▶ **Work order**
Going through the data below, please show each line containing the string "header".

▶ **Material for this exercise**
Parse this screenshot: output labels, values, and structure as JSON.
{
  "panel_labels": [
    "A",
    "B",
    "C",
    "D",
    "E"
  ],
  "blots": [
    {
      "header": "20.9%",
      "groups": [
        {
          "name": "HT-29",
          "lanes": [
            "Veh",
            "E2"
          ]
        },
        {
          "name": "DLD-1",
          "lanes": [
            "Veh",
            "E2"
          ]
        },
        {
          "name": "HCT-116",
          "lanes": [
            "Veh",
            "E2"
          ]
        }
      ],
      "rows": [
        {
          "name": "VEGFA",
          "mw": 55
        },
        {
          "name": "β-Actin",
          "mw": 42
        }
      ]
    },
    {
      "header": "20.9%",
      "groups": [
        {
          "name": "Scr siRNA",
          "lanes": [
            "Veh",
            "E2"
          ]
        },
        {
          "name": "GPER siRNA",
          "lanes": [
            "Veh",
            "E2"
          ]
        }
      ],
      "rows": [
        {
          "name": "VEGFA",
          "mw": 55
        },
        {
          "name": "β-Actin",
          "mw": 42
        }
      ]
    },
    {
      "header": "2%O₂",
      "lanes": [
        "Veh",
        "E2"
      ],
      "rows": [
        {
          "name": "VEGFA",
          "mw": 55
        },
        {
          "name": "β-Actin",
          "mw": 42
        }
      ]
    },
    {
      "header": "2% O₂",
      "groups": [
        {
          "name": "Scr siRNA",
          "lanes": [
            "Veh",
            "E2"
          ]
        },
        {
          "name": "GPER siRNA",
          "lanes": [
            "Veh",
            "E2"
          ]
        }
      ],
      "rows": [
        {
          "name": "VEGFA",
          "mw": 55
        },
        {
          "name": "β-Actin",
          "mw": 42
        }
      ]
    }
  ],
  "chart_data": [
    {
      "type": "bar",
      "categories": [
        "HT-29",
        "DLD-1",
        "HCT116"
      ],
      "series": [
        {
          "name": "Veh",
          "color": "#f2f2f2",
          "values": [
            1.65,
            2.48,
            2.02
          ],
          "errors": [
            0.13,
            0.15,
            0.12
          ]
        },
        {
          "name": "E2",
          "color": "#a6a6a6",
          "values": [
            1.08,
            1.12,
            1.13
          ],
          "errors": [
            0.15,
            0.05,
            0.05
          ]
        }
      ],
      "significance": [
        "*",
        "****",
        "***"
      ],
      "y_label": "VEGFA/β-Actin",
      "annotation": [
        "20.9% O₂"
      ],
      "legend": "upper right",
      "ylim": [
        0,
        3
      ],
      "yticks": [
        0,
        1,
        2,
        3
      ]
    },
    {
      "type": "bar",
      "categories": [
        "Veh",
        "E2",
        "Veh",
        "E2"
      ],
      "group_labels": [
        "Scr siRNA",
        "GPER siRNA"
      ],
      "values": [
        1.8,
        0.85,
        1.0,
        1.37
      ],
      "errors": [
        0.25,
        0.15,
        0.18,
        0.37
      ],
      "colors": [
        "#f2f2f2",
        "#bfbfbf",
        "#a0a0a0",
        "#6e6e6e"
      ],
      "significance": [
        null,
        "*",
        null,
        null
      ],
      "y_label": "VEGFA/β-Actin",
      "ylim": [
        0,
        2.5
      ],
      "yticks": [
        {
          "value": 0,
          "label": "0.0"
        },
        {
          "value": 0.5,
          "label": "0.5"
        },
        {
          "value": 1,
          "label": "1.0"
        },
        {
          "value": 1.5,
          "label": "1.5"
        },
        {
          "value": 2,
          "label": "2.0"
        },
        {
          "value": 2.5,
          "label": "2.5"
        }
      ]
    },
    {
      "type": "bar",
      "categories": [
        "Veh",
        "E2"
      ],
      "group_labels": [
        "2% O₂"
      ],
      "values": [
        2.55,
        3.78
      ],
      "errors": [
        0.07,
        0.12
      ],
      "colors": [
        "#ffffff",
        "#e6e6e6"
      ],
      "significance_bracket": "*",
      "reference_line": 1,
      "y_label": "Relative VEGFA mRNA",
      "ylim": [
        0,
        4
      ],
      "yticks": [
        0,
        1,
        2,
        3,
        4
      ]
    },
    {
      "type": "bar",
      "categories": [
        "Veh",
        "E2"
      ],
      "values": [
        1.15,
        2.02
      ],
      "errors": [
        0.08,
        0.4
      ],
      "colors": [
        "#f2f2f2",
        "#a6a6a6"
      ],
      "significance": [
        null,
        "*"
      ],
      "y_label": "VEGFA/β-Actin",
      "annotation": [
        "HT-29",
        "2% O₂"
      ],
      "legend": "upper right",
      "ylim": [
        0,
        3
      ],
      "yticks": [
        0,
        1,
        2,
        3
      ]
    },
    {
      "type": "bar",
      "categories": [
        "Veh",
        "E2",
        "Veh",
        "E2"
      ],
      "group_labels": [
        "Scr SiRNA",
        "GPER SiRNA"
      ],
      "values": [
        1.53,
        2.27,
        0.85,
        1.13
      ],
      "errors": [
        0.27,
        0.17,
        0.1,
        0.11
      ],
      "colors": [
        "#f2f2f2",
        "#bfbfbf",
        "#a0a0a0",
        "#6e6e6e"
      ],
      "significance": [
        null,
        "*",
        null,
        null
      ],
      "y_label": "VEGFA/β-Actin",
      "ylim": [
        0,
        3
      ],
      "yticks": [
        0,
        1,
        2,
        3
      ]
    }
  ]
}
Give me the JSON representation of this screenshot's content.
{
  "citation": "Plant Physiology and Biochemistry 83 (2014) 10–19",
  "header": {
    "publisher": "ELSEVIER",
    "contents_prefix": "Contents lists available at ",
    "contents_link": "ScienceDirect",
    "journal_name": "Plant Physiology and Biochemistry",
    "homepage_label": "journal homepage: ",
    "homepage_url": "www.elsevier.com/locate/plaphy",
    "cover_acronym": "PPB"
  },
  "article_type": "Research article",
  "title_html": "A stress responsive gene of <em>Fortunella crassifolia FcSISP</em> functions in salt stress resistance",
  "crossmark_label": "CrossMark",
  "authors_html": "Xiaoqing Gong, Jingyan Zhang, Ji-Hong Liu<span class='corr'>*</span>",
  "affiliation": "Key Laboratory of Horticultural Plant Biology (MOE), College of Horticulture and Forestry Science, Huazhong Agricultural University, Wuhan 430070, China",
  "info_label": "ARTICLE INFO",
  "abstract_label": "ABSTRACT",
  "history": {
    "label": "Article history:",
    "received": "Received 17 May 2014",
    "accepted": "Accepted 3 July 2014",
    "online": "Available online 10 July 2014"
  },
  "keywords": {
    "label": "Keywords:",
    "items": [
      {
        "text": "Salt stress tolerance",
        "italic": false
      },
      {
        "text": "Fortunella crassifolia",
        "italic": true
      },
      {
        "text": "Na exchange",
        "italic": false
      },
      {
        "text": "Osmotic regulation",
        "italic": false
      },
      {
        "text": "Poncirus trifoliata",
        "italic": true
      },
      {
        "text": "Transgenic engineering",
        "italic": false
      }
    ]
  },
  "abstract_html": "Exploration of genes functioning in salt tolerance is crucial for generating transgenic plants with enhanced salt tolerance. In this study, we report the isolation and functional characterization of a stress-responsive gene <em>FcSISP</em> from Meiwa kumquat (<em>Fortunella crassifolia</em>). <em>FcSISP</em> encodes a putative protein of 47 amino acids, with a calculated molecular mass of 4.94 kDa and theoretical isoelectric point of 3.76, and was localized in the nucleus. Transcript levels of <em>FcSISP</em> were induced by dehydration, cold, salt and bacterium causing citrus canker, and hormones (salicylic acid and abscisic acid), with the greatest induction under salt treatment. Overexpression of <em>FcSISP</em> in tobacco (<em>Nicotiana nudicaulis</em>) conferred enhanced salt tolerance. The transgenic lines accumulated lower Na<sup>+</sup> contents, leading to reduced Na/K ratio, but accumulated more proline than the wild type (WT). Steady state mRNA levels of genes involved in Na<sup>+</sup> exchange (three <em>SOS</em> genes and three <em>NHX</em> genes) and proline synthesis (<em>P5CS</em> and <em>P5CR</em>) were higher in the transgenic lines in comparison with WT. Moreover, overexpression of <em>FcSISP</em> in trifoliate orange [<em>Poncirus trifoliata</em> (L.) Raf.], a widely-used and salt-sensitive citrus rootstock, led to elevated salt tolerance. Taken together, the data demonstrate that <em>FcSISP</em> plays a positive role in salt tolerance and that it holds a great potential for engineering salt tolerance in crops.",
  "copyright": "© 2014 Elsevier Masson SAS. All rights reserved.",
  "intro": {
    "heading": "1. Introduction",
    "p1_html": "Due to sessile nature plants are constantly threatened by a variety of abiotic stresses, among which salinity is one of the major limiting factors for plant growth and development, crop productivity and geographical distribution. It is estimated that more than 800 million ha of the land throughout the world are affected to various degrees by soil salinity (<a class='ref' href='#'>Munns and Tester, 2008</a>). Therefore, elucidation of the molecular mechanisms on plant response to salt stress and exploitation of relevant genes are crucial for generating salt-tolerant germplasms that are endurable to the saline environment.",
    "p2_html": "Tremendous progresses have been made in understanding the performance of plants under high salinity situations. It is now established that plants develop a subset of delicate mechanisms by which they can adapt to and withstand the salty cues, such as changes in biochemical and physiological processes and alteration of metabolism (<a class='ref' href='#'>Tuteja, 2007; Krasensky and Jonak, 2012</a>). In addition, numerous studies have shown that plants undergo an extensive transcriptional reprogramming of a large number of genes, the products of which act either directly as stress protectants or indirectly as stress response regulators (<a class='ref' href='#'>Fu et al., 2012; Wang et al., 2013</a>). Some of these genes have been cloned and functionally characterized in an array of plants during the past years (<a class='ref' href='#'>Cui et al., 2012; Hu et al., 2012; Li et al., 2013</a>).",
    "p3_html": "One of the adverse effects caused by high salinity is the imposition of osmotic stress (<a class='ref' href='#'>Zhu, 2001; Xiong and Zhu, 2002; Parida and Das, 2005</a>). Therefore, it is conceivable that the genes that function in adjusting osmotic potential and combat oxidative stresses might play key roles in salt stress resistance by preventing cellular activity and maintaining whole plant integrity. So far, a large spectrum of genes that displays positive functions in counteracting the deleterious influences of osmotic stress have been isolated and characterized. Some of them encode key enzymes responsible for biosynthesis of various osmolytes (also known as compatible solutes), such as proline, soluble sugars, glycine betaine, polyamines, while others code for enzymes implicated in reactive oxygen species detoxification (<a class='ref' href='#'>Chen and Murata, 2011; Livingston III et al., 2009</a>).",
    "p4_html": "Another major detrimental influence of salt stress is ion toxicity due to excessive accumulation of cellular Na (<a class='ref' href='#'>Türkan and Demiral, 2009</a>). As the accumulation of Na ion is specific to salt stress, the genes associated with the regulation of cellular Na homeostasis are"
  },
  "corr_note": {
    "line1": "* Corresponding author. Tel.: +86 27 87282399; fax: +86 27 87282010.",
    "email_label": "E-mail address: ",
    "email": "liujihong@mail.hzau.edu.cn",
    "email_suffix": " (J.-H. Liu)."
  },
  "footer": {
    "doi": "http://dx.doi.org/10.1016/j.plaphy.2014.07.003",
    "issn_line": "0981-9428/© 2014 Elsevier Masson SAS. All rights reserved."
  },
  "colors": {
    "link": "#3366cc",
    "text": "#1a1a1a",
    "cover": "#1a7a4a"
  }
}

▶ **Response below**
      "header": "20.9%",
      "header": "20.9%",
      "header": "2%O₂",
      "header": "2% O₂",
  "header": {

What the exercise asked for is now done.